| Extract provided |
···

We’ve seen a century in which the world’s money has abandoned its links to gold, and has built instead a money that is built on debt, and lots of it; a century in which we’ve gone from a money that acted as anchor has been transformed to one that swings like a weather-vane; a century of chaos in which at least ninety-five percent of the value of every paper currency has  been destroyed—and people’s savings and prosperity with it.

Things certainly are broken.

 

Recognising the current catastrophe as just the latest monetary dissembling since the links to gold were dissolved, some folk are calling for a return to gold.

The present head of the World Bank, Robert Zoellick, has begun to suggest that the world needs to think seriously about “readopting a modified global gold standard to guide currency movements.”  What he means by that, however, is a “gold exchange standard,” something like the one (mis-)managed earlier last century in which governments and central banks hold gold in ingot form, and let people see it on television occasionally just to keep them happy it’s still there.

Without any doubt at all, this will work no better than it did before—particularly since no debt-laden government on earth is interested in sound money at this time.

Meanwhile, Financial Times columnist Martin Wolf asks, “Could the World Go Back to a the Gold Standard?”

_Quote It is not hard to understand the attractions of a gold standard. Money is a social convention. The advantage of a link to gold (or some other commodity) is that the value of money would apparently be free from manipulation by the government. The aim, then, would be to ‘de-politicize’ money.

But Wolf musters more objections than praise for the system that leaves money free from political manipulation (objections which Richard Ebeling masterfully dismisses).

In response to calls like Zoelick’s and Wolf’s, there are folk like Edwin Vieira who call for a return to the sort of real gold-coin standard that underpinned the long-term prosperity of the late-nineteenth century, a standard that leaves gold coins in the pocket of workers—giving them the power to manage their own affairs that the governments took away.  [Hat tip Antal Fekete]

But their remains this recalcitrant rump of people who do know that the world’s money is broken, but who resist the call for its full de-politicisation. Much of that resistance is based on the love of the state, but much is based on just flat-out ignorance.

Consider this piece by Nouriel Roubini, for example, one of the few folk to warn in advance about the onset of the latest crisis. Here's Why a Gold Standard Won't Work , he says. Let’s fisk what he has to say.

···

| Provided information |
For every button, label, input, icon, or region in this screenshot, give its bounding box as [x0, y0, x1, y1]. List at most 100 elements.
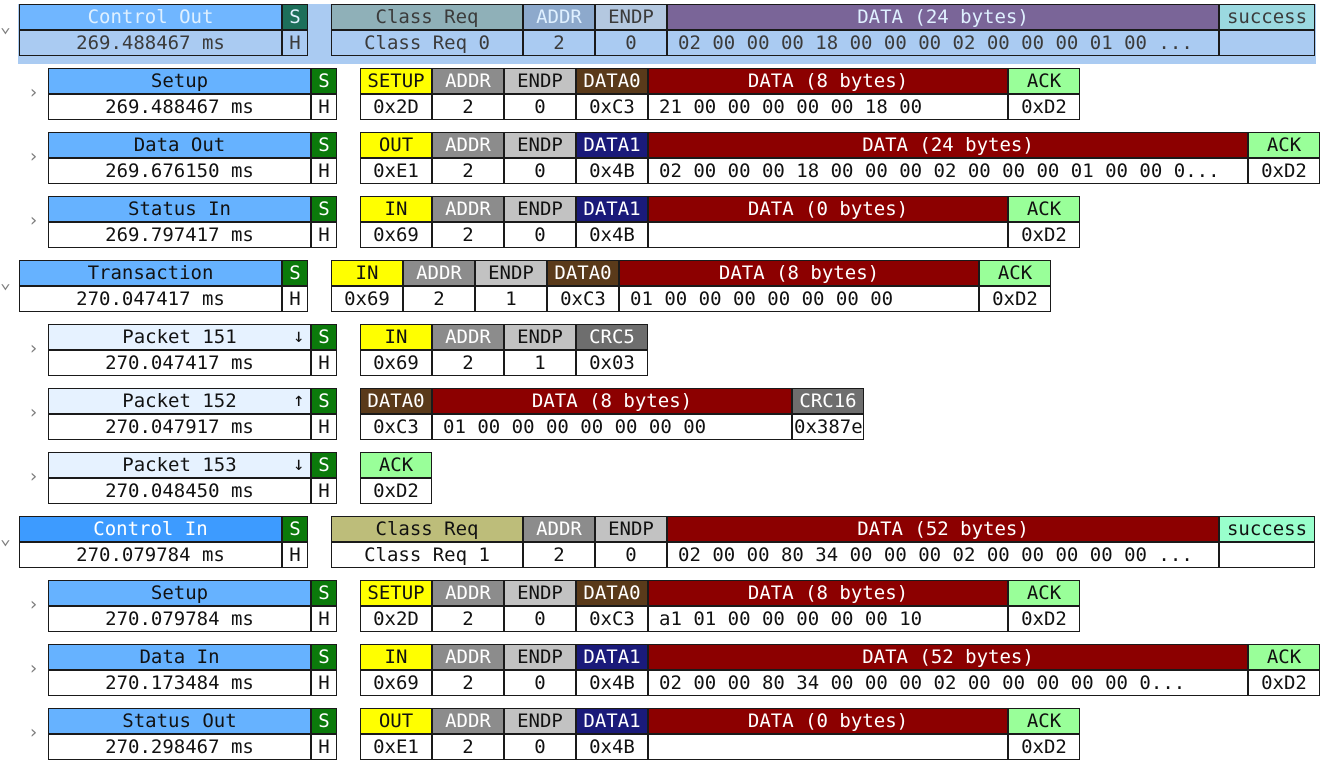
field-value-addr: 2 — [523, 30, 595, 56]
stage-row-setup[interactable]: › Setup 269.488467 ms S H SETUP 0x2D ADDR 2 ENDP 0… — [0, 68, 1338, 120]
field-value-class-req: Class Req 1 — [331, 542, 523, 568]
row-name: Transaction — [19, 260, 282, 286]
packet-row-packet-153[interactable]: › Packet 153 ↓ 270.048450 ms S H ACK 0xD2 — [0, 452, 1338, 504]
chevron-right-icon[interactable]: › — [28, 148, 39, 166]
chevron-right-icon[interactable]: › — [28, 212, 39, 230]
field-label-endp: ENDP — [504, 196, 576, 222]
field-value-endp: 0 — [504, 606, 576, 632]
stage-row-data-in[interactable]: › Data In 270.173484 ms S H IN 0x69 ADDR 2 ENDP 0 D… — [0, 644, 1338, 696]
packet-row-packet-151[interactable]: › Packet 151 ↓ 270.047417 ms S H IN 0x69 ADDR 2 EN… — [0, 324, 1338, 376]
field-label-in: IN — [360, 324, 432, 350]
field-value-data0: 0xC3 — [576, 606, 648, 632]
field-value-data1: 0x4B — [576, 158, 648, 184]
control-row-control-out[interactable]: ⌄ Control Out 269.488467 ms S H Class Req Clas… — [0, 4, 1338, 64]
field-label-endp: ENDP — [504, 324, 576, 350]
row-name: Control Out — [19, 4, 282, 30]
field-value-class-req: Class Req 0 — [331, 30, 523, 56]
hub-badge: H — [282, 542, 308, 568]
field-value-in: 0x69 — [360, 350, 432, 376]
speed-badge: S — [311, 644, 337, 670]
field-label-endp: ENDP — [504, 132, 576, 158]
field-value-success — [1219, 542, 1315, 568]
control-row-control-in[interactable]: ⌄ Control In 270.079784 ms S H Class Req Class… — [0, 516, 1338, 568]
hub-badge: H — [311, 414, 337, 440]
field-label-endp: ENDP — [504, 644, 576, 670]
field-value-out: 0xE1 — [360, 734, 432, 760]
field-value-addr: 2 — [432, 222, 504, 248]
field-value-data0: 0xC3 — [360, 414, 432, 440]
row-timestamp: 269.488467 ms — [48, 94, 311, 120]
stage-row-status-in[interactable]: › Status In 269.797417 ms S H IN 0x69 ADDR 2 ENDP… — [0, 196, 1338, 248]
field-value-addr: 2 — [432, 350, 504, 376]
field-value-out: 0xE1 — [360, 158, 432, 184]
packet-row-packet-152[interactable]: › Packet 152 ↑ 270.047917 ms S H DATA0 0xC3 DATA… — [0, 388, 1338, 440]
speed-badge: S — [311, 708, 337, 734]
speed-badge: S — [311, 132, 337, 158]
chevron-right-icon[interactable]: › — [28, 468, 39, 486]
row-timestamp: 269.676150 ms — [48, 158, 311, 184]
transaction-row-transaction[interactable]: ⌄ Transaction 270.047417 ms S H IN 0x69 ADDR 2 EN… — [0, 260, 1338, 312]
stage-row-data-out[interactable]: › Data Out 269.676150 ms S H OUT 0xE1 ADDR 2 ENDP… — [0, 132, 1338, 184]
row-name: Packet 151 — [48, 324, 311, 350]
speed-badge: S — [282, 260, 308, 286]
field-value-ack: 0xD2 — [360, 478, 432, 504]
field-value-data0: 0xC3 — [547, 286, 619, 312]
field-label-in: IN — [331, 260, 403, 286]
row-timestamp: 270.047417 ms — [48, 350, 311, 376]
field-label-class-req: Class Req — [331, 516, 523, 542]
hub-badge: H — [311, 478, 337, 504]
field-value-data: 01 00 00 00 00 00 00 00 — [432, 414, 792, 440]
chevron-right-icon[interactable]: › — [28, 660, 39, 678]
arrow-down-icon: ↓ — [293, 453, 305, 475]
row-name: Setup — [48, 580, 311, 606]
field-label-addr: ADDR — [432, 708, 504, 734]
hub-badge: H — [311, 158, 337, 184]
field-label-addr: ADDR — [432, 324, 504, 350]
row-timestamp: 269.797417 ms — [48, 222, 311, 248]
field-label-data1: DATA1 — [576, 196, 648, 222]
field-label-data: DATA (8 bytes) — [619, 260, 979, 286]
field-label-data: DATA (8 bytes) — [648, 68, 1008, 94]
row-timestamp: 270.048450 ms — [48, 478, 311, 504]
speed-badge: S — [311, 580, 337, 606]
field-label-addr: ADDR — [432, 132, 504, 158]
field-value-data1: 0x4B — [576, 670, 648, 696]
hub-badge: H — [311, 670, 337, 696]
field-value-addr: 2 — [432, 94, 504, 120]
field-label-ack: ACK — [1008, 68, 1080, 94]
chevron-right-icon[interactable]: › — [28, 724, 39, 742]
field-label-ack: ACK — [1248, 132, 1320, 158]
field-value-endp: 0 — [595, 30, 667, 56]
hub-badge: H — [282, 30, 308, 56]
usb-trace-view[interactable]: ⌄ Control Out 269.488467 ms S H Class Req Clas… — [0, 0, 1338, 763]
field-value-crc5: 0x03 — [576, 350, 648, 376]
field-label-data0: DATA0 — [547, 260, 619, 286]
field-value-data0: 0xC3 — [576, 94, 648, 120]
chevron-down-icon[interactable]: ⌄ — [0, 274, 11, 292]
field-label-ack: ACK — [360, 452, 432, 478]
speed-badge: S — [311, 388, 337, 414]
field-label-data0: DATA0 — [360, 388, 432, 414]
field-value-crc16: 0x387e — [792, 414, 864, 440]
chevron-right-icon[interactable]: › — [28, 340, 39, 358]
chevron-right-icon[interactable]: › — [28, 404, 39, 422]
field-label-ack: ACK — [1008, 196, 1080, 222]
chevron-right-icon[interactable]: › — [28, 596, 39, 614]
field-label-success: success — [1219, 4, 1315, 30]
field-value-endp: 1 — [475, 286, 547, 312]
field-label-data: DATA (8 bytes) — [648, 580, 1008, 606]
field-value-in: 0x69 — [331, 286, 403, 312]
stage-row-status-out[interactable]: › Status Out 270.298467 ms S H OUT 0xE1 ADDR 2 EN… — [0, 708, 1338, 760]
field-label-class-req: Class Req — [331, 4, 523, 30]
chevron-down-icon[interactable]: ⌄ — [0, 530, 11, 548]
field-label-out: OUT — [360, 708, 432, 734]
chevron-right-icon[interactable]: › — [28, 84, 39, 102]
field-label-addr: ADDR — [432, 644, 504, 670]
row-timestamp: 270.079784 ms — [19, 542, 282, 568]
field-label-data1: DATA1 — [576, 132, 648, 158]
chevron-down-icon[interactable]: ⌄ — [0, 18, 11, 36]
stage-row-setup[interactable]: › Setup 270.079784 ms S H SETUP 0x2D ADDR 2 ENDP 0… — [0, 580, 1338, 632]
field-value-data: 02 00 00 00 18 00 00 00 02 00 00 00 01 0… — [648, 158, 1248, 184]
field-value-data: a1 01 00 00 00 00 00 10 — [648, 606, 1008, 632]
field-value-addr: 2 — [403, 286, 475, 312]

···

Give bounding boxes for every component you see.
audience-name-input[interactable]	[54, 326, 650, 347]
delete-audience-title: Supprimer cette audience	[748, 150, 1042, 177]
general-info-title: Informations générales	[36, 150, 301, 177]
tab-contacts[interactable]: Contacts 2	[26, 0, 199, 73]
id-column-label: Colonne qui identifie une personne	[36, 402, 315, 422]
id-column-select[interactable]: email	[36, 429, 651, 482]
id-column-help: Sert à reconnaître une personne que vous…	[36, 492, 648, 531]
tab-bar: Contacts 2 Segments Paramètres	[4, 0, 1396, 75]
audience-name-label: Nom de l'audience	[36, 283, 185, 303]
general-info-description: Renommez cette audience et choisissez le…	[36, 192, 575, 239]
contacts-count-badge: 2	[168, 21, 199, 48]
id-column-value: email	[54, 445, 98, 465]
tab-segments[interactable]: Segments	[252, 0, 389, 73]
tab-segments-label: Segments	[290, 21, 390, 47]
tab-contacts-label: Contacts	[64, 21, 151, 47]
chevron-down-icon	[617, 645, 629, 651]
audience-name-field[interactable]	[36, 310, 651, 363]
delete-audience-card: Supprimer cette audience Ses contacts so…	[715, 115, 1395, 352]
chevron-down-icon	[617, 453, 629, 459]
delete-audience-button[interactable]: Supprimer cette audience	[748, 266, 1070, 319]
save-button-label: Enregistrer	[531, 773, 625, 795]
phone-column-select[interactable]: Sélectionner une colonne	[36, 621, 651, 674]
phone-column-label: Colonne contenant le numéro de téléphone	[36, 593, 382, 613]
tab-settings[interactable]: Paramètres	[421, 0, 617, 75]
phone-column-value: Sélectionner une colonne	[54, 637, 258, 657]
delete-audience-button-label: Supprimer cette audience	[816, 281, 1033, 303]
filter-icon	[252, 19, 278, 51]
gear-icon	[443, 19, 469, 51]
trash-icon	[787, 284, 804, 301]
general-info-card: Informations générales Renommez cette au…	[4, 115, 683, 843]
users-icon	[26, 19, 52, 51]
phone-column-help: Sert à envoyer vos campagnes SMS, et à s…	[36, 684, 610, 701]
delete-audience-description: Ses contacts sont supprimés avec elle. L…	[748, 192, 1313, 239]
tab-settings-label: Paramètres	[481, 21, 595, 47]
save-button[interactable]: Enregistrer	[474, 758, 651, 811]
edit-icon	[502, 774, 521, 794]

···

Please name the head of the World Bank who, according to the passage on the gold standard, has suggested readopting a modified global gold standard.

Robert Zoellick